• **Instructions for the task**: Report only the number of lines in the records that contain the word "title".

>> begin

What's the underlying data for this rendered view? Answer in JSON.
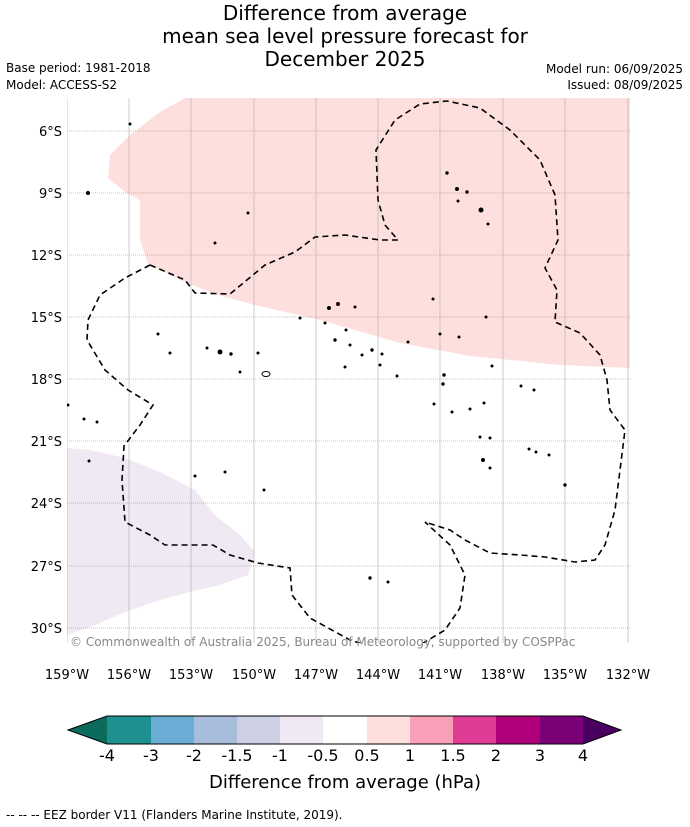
{
  "title": {
    "line1": "Difference from average",
    "line2": "mean sea level pressure forecast for",
    "line3": "December 2025"
  },
  "meta": {
    "base_period": "Base period: 1981-2018",
    "model": "Model: ACCESS-S2",
    "model_run": "Model run: 06/09/2025",
    "issued": "Issued: 08/09/2025"
  },
  "map": {
    "lat_labels": [
      "6°S",
      "9°S",
      "12°S",
      "15°S",
      "18°S",
      "21°S",
      "24°S",
      "27°S",
      "30°S"
    ],
    "lon_labels": [
      "159°W",
      "156°W",
      "153°W",
      "150°W",
      "147°W",
      "144°W",
      "141°W",
      "138°W",
      "135°W",
      "132°W"
    ],
    "copyright": "© Commonwealth of Australia 2025, Bureau of Meteorology, supported by COSPPac",
    "region_colors": {
      "positive": "#fde0de",
      "negative": "#f0e8f2"
    }
  },
  "colorbar": {
    "title": "Difference from average (hPa)",
    "ticks": [
      "-4",
      "-3",
      "-2",
      "-1.5",
      "-1",
      "-0.5",
      "0.5",
      "1",
      "1.5",
      "2",
      "3",
      "4"
    ],
    "colors": [
      "#0a6b5c",
      "#1f9090",
      "#6aaed6",
      "#a8bcdc",
      "#cdd0e4",
      "#f0e8f2",
      "#ffffff",
      "#fde0de",
      "#f8a0b8",
      "#e03c96",
      "#b0007a",
      "#7a0078",
      "#4a0060"
    ]
  },
  "footer": "-- -- -- EEZ border V11 (Flanders Marine Institute, 2019)."
}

>> end

• **Solution to this exercise**: 2